━━ Stored records

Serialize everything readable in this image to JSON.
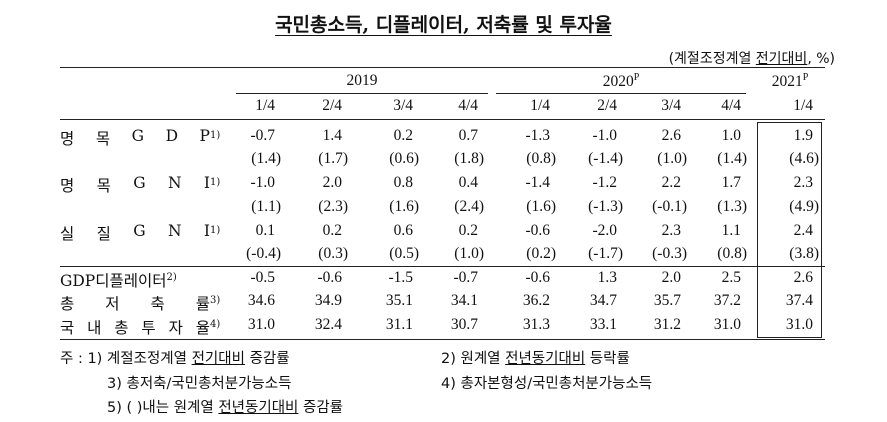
{
  "title": "국민총소득, 디플레이터, 저축률 및 투자율",
  "unit": {
    "prefix": "(계절조정계열 ",
    "underlined": "전기대비",
    "suffix": ", %)"
  },
  "years": [
    {
      "label": "2019",
      "sup": ""
    },
    {
      "label": "2020",
      "sup": "P"
    },
    {
      "label": "2021",
      "sup": "P"
    }
  ],
  "quarters": [
    "1/4",
    "2/4",
    "3/4",
    "4/4",
    "1/4",
    "2/4",
    "3/4",
    "4/4",
    "1/4"
  ],
  "rows": [
    {
      "chars": [
        "명",
        "목",
        "G",
        "D",
        "P"
      ],
      "sup": "1)",
      "values": [
        "-0.7",
        "1.4",
        "0.2",
        "0.7",
        "-1.3",
        "-1.0",
        "2.6",
        "1.0",
        "1.9"
      ],
      "sub": [
        "(1.4)",
        "(1.7)",
        "(0.6)",
        "(1.8)",
        "(0.8)",
        "(-1.4)",
        "(1.0)",
        "(1.4)",
        "(4.6)"
      ]
    },
    {
      "chars": [
        "명",
        "목",
        "G",
        "N",
        "I"
      ],
      "sup": "1)",
      "values": [
        "-1.0",
        "2.0",
        "0.8",
        "0.4",
        "-1.4",
        "-1.2",
        "2.2",
        "1.7",
        "2.3"
      ],
      "sub": [
        "(1.1)",
        "(2.3)",
        "(1.6)",
        "(2.4)",
        "(1.6)",
        "(-1.3)",
        "(-0.1)",
        "(1.3)",
        "(4.9)"
      ]
    },
    {
      "chars": [
        "실",
        "질",
        "G",
        "N",
        "I"
      ],
      "sup": "1)",
      "values": [
        "0.1",
        "0.2",
        "0.6",
        "0.2",
        "-0.6",
        "-2.0",
        "2.3",
        "1.1",
        "2.4"
      ],
      "sub": [
        "(-0.4)",
        "(0.3)",
        "(0.5)",
        "(1.0)",
        "(0.2)",
        "(-1.7)",
        "(-0.3)",
        "(0.8)",
        "(3.8)"
      ]
    },
    {
      "label": "GDP디플레이터",
      "sup": "2)",
      "values": [
        "-0.5",
        "-0.6",
        "-1.5",
        "-0.7",
        "-0.6",
        "1.3",
        "2.0",
        "2.5",
        "2.6"
      ]
    },
    {
      "chars": [
        "총",
        "저",
        "축",
        "률"
      ],
      "sup": "3)",
      "values": [
        "34.6",
        "34.9",
        "35.1",
        "34.1",
        "36.2",
        "34.7",
        "35.7",
        "37.2",
        "37.4"
      ]
    },
    {
      "chars": [
        "국",
        "내",
        "총",
        "투",
        "자",
        "율"
      ],
      "sup": "4)",
      "values": [
        "31.0",
        "32.4",
        "31.1",
        "30.7",
        "31.3",
        "33.1",
        "31.2",
        "31.0",
        "31.0"
      ]
    }
  ],
  "notes": {
    "n1_prefix": "주 : 1) 계절조정계열 ",
    "n1_underlined": "전기대비",
    "n1_suffix": " 증감률",
    "n2_prefix": "2) 원계열 ",
    "n2_underlined": "전년동기대비",
    "n2_suffix": " 등락률",
    "n3": "3) 총저축/국민총처분가능소득",
    "n4": "4) 총자본형성/국민총처분가능소득",
    "n5_prefix": "5) (   )내는 원계열 ",
    "n5_underlined": "전년동기대비",
    "n5_suffix": " 증감률"
  }
}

━━━━

Task directions: Of the lines above, copy each that contains "전기대비".

Full answer:
    "underlined": "전기대비",
    "n1_underlined": "전기대비",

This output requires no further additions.